**Collected data entries:**
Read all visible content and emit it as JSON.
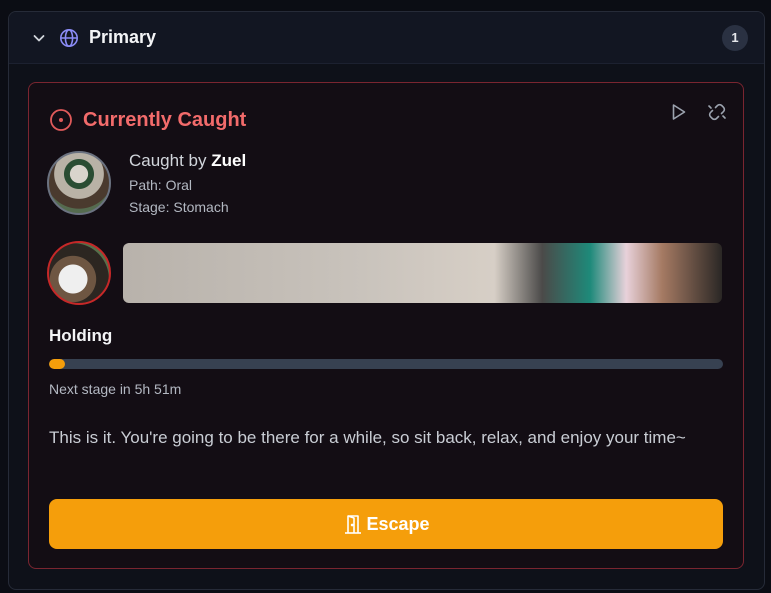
{
  "panel": {
    "title": "Primary",
    "count": "1",
    "icons": [
      "chevron-down-icon",
      "globe-icon"
    ]
  },
  "card": {
    "title": "Currently Caught",
    "accent_color": "#f26b6b",
    "border_color": "#7a2530",
    "icons": [
      "target-icon",
      "play-icon",
      "unlink-icon"
    ],
    "captor": {
      "caught_by_prefix": "Caught by",
      "name": "Zuel",
      "path": "Path: Oral",
      "stage": "Stage: Stomach"
    },
    "holding": {
      "label": "Holding",
      "progress_fraction": 0.024,
      "progress_color": "#f59e0b",
      "next_stage": "Next stage in 5h 51m"
    },
    "description": "This is it. You're going to be there for a while, so sit back, relax, and enjoy your time~",
    "escape_button": {
      "label": "Escape",
      "icon": "door-open-icon",
      "color": "#f59e0b"
    }
  }
}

**To be done:**
Without the pictures, write out all of the material exactly.

**Task response:**
Read all visible content and emit it as JSON.
{
  "panel": {
    "title": "Primary",
    "count": "1",
    "icons": [
      "chevron-down-icon",
      "globe-icon"
    ]
  },
  "card": {
    "title": "Currently Caught",
    "accent_color": "#f26b6b",
    "border_color": "#7a2530",
    "icons": [
      "target-icon",
      "play-icon",
      "unlink-icon"
    ],
    "captor": {
      "caught_by_prefix": "Caught by",
      "name": "Zuel",
      "path": "Path: Oral",
      "stage": "Stage: Stomach"
    },
    "holding": {
      "label": "Holding",
      "progress_fraction": 0.024,
      "progress_color": "#f59e0b",
      "next_stage": "Next stage in 5h 51m"
    },
    "description": "This is it. You're going to be there for a while, so sit back, relax, and enjoy your time~",
    "escape_button": {
      "label": "Escape",
      "icon": "door-open-icon",
      "color": "#f59e0b"
    }
  }
}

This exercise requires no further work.